▸ Given exercise: Output every record below exactly as it appears.

▸ Information supplied:

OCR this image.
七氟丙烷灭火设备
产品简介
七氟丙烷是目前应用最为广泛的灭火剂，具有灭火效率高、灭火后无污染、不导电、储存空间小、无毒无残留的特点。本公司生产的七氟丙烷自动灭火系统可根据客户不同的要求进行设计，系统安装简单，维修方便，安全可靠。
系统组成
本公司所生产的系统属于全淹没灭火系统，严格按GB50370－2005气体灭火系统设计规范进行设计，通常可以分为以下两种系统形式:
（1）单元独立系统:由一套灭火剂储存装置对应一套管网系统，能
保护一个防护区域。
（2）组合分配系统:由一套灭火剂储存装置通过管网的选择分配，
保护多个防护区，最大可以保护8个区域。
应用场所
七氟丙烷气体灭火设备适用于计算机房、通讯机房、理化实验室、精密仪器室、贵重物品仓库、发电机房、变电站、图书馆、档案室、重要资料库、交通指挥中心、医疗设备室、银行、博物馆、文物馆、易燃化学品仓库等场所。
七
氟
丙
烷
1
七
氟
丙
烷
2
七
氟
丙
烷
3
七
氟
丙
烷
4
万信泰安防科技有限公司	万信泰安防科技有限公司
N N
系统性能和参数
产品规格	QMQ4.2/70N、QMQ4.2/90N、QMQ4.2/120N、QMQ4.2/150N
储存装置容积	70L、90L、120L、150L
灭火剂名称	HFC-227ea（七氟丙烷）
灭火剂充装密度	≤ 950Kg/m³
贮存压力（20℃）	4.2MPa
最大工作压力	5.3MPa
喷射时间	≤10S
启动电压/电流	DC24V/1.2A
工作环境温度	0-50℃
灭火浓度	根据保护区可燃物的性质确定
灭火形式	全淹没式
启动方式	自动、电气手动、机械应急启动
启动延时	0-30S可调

▸ Exercise solution:
OCR this image.
七氟丙烷灭火设备
产品简介
七氟丙烷是目前应用最为广泛的灭火剂，具有灭火效率高、灭火后无污染、不导电、储存空间小、无毒无残留的特点。本公司生产的七氟丙烷自动灭火系统可根据客户不同的要求进行设计，系统安装简单，维修方便，安全可靠。
系统组成
本公司所生产的系统属于全淹没灭火系统，严格按GB50370－2005气体灭火系统设计规范进行设计，通常可以分为以下两种系统形式:
（1）单元独立系统:由一套灭火剂储存装置对应一套管网系统，能
保护一个防护区域。
（2）组合分配系统:由一套灭火剂储存装置通过管网的选择分配，
保护多个防护区，最大可以保护8个区域。
应用场所
七氟丙烷气体灭火设备适用于计算机房、通讯机房、理化实验室、精密仪器室、贵重物品仓库、发电机房、变电站、图书馆、档案室、重要资料库、交通指挥中心、医疗设备室、银行、博物馆、文物馆、易燃化学品仓库等场所。
七
氟
丙
烷
1
七
氟
丙
烷
2
七
氟
丙
烷
3
七
氟
丙
烷
4
万信泰安防科技有限公司	万信泰安防科技有限公司
N N
系统性能和参数
产品规格	QMQ4.2/70N、QMQ4.2/90N、QMQ4.2/120N、QMQ4.2/150N
储存装置容积	70L、90L、120L、150L
灭火剂名称	HFC-227ea（七氟丙烷）
灭火剂充装密度	≤ 950Kg/m³
贮存压力（20℃）	4.2MPa
最大工作压力	5.3MPa
喷射时间	≤10S
启动电压/电流	DC24V/1.2A
工作环境温度	0-50℃
灭火浓度	根据保护区可燃物的性质确定
灭火形式	全淹没式
启动方式	自动、电气手动、机械应急启动
启动延时	0-30S可调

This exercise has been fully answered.